**RECORDS SHOWN**.
▶
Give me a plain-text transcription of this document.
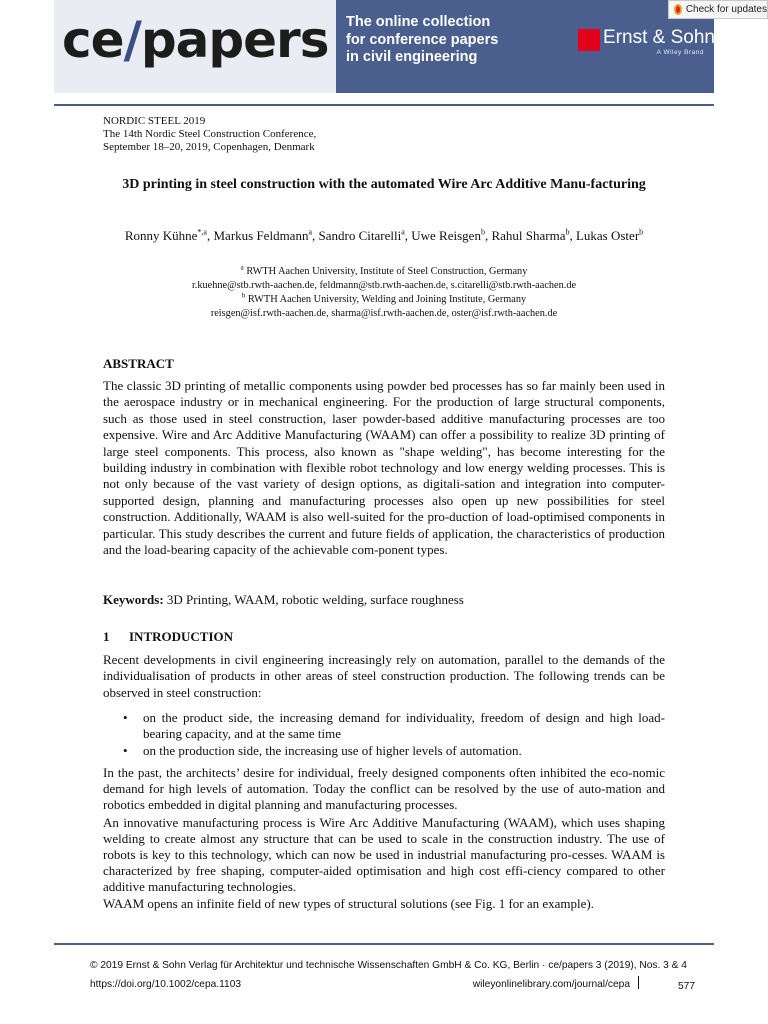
ce/papers The online collection
for conference papers
in civil engineering
Ernst & Sohn
A Wiley Brand
Check for updates
NORDIC STEEL 2019
The 14th Nordic Steel Construction Conference,
September 18–20, 2019, Copenhagen, Denmark
3D printing in steel construction with the automated Wire Arc Additive Manu-facturing
Ronny Kühne$^{*,a}$, Markus Feldmann$^a$, Sandro Citarelli$^a$, Uwe Reisgen$^b$, Rahul Sharma$^b$, Lukas Oster$^b$
$^a$ RWTH Aachen University, Institute of Steel Construction, Germany
r.kuehne@stb.rwth-aachen.de, feldmann@stb.rwth-aachen.de, s.citarelli@stb.rwth-aachen.de
$^b$ RWTH Aachen University, Welding and Joining Institute, Germany
reisgen@isf.rwth-aachen.de, sharma@isf.rwth-aachen.de, oster@isf.rwth-aachen.de
ABSTRACT
The classic 3D printing of metallic components using powder bed processes has so far mainly been used in the aerospace industry or in mechanical engineering. For the production of large structural components, such as those used in steel construction, laser powder-based additive manufacturing processes are too expensive. Wire and Arc Additive Manufacturing (WAAM) can offer a possibility to realize 3D printing of large steel components. This process, also known as "shape welding", has become interesting for the building industry in combination with flexible robot technology and low energy welding processes. This is not only because of the vast variety of design options, as digitali-sation and integration into computer-supported design, planning and manufacturing processes also open up new possibilities for steel construction. Additionally, WAAM is also well-suited for the pro-duction of load-optimised components in particular. This study describes the current and future fields of application, the characteristics of production and the load-bearing capacity of the achievable com-ponent types.
Keywords: 3D Printing, WAAM, robotic welding, surface roughness
1 INTRODUCTION
Recent developments in civil engineering increasingly rely on automation, parallel to the demands of the individualisation of products in other areas of steel construction production. The following trends can be observed in steel construction:
• on the product side, the increasing demand for individuality, freedom of design and high load-bearing capacity, and at the same time
• on the production side, the increasing use of higher levels of automation.
In the past, the architects’ desire for individual, freely designed components often inhibited the eco-nomic demand for high levels of automation. Today the conflict can be resolved by the use of auto-mation and robotics embedded in digital planning and manufacturing processes.
An innovative manufacturing process is Wire Arc Additive Manufacturing (WAAM), which uses shaping welding to create almost any structure that can be used to scale in the construction industry. The use of robots is key to this technology, which can now be used in industrial manufacturing pro-cesses. WAAM is characterized by free shaping, computer-aided optimisation and high cost effi-ciency compared to other additive manufacturing technologies.
WAAM opens an infinite field of new types of structural solutions (see Fig. 1 for an example).
© 2019 Ernst & Sohn Verlag für Architektur und technische Wissenschaften GmbH & Co. KG, Berlin · ce/papers 3 (2019), Nos. 3 & 4
https://doi.org/10.1002/cepa.1103	wileyonlinelibrary.com/journal/cepa	577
◀
**WHAT NEEDS TO BE DONE**.
The listing above needs to be output again exactly. Don't include the pictures.

**SOLUTION BELOW**.
Give me a plain-text transcription of this document.
ce/papers The online collection
for conference papers
in civil engineering
Ernst & Sohn
A Wiley Brand
Check for updates
NORDIC STEEL 2019
The 14th Nordic Steel Construction Conference,
September 18–20, 2019, Copenhagen, Denmark
3D printing in steel construction with the automated Wire Arc Additive Manu-facturing
Ronny Kühne$^{*,a}$, Markus Feldmann$^a$, Sandro Citarelli$^a$, Uwe Reisgen$^b$, Rahul Sharma$^b$, Lukas Oster$^b$
$^a$ RWTH Aachen University, Institute of Steel Construction, Germany
r.kuehne@stb.rwth-aachen.de, feldmann@stb.rwth-aachen.de, s.citarelli@stb.rwth-aachen.de
$^b$ RWTH Aachen University, Welding and Joining Institute, Germany
reisgen@isf.rwth-aachen.de, sharma@isf.rwth-aachen.de, oster@isf.rwth-aachen.de
ABSTRACT
The classic 3D printing of metallic components using powder bed processes has so far mainly been used in the aerospace industry or in mechanical engineering. For the production of large structural components, such as those used in steel construction, laser powder-based additive manufacturing processes are too expensive. Wire and Arc Additive Manufacturing (WAAM) can offer a possibility to realize 3D printing of large steel components. This process, also known as "shape welding", has become interesting for the building industry in combination with flexible robot technology and low energy welding processes. This is not only because of the vast variety of design options, as digitali-sation and integration into computer-supported design, planning and manufacturing processes also open up new possibilities for steel construction. Additionally, WAAM is also well-suited for the pro-duction of load-optimised components in particular. This study describes the current and future fields of application, the characteristics of production and the load-bearing capacity of the achievable com-ponent types.
Keywords: 3D Printing, WAAM, robotic welding, surface roughness
1 INTRODUCTION
Recent developments in civil engineering increasingly rely on automation, parallel to the demands of the individualisation of products in other areas of steel construction production. The following trends can be observed in steel construction:
• on the product side, the increasing demand for individuality, freedom of design and high load-bearing capacity, and at the same time
• on the production side, the increasing use of higher levels of automation.
In the past, the architects’ desire for individual, freely designed components often inhibited the eco-nomic demand for high levels of automation. Today the conflict can be resolved by the use of auto-mation and robotics embedded in digital planning and manufacturing processes.
An innovative manufacturing process is Wire Arc Additive Manufacturing (WAAM), which uses shaping welding to create almost any structure that can be used to scale in the construction industry. The use of robots is key to this technology, which can now be used in industrial manufacturing pro-cesses. WAAM is characterized by free shaping, computer-aided optimisation and high cost effi-ciency compared to other additive manufacturing technologies.
WAAM opens an infinite field of new types of structural solutions (see Fig. 1 for an example).
© 2019 Ernst & Sohn Verlag für Architektur und technische Wissenschaften GmbH & Co. KG, Berlin · ce/papers 3 (2019), Nos. 3 & 4
https://doi.org/10.1002/cepa.1103	wileyonlinelibrary.com/journal/cepa	577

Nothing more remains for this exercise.